* Aim: Output the records exactly. Include every line.

-- start --

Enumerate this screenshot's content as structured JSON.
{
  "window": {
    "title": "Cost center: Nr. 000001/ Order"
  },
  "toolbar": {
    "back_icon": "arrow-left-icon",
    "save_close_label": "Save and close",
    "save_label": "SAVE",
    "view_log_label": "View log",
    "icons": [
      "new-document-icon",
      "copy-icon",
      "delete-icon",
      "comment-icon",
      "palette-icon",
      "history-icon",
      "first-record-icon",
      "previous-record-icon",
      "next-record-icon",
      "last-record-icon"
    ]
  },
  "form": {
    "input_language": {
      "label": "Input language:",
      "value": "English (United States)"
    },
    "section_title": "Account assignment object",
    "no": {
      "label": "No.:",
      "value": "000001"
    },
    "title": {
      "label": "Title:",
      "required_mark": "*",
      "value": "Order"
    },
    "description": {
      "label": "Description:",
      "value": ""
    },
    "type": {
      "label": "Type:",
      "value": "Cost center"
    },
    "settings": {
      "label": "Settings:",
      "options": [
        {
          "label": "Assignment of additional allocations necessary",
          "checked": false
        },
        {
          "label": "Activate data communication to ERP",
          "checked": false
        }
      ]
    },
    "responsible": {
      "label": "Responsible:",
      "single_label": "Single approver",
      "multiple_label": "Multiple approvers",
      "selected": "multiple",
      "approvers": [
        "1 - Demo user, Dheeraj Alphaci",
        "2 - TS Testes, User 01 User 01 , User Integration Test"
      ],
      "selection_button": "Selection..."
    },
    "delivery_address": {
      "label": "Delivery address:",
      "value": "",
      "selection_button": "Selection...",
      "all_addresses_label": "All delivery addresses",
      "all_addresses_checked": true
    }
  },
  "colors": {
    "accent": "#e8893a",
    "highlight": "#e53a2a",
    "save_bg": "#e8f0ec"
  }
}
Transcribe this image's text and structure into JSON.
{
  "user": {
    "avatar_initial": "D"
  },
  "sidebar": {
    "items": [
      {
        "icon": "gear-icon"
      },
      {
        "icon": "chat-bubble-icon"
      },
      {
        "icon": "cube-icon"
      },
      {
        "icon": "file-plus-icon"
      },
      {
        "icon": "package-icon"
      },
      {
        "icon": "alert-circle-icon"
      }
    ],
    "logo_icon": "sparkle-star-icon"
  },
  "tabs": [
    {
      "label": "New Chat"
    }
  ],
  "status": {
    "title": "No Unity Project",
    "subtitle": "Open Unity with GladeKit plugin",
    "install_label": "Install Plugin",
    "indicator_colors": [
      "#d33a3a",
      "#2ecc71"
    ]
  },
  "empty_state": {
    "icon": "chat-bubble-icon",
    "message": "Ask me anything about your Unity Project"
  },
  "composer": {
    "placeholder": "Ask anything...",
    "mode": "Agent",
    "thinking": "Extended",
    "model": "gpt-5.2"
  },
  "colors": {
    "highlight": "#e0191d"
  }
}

-- end --

* Response to this exercise:
Enumerate this screenshot's content as structured JSON.
{
  "window": {
    "title": "Cost center: Nr. 000001/ Order"
  },
  "toolbar": {
    "back_icon": "arrow-left-icon",
    "save_close_label": "Save and close",
    "save_label": "SAVE",
    "view_log_label": "View log",
    "icons": [
      "new-document-icon",
      "copy-icon",
      "delete-icon",
      "comment-icon",
      "palette-icon",
      "history-icon",
      "first-record-icon",
      "previous-record-icon",
      "next-record-icon",
      "last-record-icon"
    ]
  },
  "form": {
    "input_language": {
      "label": "Input language:",
      "value": "English (United States)"
    },
    "section_title": "Account assignment object",
    "no": {
      "label": "No.:",
      "value": "000001"
    },
    "title": {
      "label": "Title:",
      "required_mark": "*",
      "value": "Order"
    },
    "description": {
      "label": "Description:",
      "value": ""
    },
    "type": {
      "label": "Type:",
      "value": "Cost center"
    },
    "settings": {
      "label": "Settings:",
      "options": [
        {
          "label": "Assignment of additional allocations necessary",
          "checked": false
        },
        {
          "label": "Activate data communication to ERP",
          "checked": false
        }
      ]
    },
    "responsible": {
      "label": "Responsible:",
      "single_label": "Single approver",
      "multiple_label": "Multiple approvers",
      "selected": "multiple",
      "approvers": [
        "1 - Demo user, Dheeraj Alphaci",
        "2 - TS Testes, User 01 User 01 , User Integration Test"
      ],
      "selection_button": "Selection..."
    },
    "delivery_address": {
      "label": "Delivery address:",
      "value": "",
      "selection_button": "Selection...",
      "all_addresses_label": "All delivery addresses",
      "all_addresses_checked": true
    }
  },
  "colors": {
    "accent": "#e8893a",
    "highlight": "#e53a2a",
    "save_bg": "#e8f0ec"
  }
}
Transcribe this image's text and structure into JSON.
{
  "user": {
    "avatar_initial": "D"
  },
  "sidebar": {
    "items": [
      {
        "icon": "gear-icon"
      },
      {
        "icon": "chat-bubble-icon"
      },
      {
        "icon": "cube-icon"
      },
      {
        "icon": "file-plus-icon"
      },
      {
        "icon": "package-icon"
      },
      {
        "icon": "alert-circle-icon"
      }
    ],
    "logo_icon": "sparkle-star-icon"
  },
  "tabs": [
    {
      "label": "New Chat"
    }
  ],
  "status": {
    "title": "No Unity Project",
    "subtitle": "Open Unity with GladeKit plugin",
    "install_label": "Install Plugin",
    "indicator_colors": [
      "#d33a3a",
      "#2ecc71"
    ]
  },
  "empty_state": {
    "icon": "chat-bubble-icon",
    "message": "Ask me anything about your Unity Project"
  },
  "composer": {
    "placeholder": "Ask anything...",
    "mode": "Agent",
    "thinking": "Extended",
    "model": "gpt-5.2"
  },
  "colors": {
    "highlight": "#e0191d"
  }
}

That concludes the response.